## EXERCISE
In the entries that follow, how many lines contain the word "this"? Answer with the number only.

## STORED ROWS
--------------------------------

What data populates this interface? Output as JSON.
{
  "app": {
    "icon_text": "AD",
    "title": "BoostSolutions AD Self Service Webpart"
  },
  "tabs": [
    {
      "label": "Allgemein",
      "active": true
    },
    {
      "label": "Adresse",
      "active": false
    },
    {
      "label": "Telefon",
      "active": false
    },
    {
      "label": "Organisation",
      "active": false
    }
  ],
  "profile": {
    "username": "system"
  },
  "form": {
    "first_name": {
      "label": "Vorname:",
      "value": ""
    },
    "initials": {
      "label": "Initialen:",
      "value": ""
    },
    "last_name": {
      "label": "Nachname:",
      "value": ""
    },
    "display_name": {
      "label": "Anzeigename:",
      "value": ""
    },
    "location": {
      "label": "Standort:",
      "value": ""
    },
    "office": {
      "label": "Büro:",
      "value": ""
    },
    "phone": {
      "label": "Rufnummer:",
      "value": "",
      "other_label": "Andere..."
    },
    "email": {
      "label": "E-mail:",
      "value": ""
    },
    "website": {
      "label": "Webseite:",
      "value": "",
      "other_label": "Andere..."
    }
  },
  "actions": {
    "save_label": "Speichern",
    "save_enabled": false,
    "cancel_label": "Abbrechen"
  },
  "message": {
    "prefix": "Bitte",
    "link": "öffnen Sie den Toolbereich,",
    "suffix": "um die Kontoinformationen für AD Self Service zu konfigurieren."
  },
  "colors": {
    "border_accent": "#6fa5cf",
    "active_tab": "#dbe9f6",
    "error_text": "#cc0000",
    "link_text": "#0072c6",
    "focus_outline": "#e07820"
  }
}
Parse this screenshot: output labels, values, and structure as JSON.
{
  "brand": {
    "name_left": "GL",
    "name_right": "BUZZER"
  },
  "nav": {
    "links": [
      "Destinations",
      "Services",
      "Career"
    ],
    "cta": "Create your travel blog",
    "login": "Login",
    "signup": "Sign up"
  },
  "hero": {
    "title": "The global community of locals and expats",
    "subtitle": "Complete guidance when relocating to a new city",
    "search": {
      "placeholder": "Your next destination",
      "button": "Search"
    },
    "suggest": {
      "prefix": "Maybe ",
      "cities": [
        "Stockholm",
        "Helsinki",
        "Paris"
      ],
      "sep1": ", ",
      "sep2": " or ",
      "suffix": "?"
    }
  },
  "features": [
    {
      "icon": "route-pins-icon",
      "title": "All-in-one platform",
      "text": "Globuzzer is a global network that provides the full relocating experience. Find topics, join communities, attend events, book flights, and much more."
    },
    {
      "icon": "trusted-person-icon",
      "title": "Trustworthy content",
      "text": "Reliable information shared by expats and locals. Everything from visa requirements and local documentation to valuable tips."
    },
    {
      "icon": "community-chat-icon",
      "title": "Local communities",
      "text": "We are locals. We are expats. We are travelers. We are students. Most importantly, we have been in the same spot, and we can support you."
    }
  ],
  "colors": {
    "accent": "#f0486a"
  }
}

--------------------------------

## RESPONSE TO THE EXERCISE
2